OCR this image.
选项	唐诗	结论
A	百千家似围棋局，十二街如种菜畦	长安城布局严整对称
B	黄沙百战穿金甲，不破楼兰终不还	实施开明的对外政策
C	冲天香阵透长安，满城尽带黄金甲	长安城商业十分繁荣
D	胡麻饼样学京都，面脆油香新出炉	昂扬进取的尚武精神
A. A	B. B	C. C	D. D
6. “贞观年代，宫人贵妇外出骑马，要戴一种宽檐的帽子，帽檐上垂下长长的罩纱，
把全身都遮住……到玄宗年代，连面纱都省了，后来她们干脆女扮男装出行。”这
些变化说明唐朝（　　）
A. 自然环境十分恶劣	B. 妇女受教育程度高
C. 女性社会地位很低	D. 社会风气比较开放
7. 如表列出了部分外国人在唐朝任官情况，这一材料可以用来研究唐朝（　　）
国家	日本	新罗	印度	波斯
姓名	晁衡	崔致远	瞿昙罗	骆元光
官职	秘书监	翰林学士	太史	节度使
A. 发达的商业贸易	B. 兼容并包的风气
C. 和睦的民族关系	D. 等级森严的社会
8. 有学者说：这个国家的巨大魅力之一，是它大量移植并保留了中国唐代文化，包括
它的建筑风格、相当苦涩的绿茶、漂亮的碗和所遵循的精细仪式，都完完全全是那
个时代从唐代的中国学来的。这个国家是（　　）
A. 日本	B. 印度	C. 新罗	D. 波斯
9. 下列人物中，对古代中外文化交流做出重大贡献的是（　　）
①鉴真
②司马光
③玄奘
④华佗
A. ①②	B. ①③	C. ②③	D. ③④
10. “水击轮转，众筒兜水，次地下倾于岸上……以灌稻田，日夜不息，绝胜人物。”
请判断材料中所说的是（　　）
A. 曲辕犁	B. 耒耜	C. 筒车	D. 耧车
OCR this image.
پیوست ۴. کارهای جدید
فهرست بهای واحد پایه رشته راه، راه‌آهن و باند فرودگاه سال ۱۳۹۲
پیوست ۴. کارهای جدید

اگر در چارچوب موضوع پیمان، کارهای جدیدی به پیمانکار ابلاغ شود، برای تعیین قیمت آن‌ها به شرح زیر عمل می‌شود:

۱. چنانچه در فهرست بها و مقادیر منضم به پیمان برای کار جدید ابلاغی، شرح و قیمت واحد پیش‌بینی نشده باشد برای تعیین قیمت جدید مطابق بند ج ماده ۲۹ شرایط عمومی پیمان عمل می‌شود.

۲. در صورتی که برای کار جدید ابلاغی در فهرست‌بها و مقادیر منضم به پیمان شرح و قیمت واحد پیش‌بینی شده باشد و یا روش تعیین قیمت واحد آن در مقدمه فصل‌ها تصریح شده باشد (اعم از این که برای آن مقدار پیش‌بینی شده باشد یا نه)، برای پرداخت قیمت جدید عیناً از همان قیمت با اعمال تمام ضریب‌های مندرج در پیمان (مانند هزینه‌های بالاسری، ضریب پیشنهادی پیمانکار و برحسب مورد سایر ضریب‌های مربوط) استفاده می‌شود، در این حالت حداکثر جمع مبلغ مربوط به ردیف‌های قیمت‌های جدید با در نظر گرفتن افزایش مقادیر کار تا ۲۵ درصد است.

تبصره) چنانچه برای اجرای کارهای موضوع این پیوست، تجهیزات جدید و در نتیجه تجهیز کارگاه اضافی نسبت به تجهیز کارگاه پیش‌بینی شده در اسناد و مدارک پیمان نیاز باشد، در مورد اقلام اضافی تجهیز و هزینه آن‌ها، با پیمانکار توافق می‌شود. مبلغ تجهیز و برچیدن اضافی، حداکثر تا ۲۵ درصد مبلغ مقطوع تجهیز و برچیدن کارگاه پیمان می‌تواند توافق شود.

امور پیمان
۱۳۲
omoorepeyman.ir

* * * *

TO BE DONE. List each line holding the string "منضم".

EXERCISE OUTPUT.
۱. چنانچه در فهرست بها و مقادیر منضم به پیمان برای کار جدید ابلاغی، شرح و قیمت واحد پیش‌بینی نشده باشد برای تعیین قیمت جدید مطابق بند ج ماده ۲۹ شرایط عمومی پیمان عمل می‌شود.
۲. در صورتی که برای کار جدید ابلاغی در فهرست‌بها و مقادیر منضم به پیمان شرح و قیمت واحد پیش‌بینی شده باشد و یا روش تعیین قیمت واحد آن در مقدمه فصل‌ها تصریح شده باشد (اعم از این که برای آن مقدار پیش‌بینی شده باشد یا نه)، برای پرداخت قیمت جدید عیناً از همان قیمت با اعمال تمام ضریب‌های مندرج در پیمان (مانند هزینه‌های بالاسری، ضریب پیشنهادی پیمانکار و برحسب مورد سایر ضریب‌های مربوط) استفاده می‌شود، در این حالت حداکثر جمع مبلغ مربوط به ردیف‌های قیمت‌های جدید با در نظر گرفتن افزایش مقادیر کار تا ۲۵ درصد است.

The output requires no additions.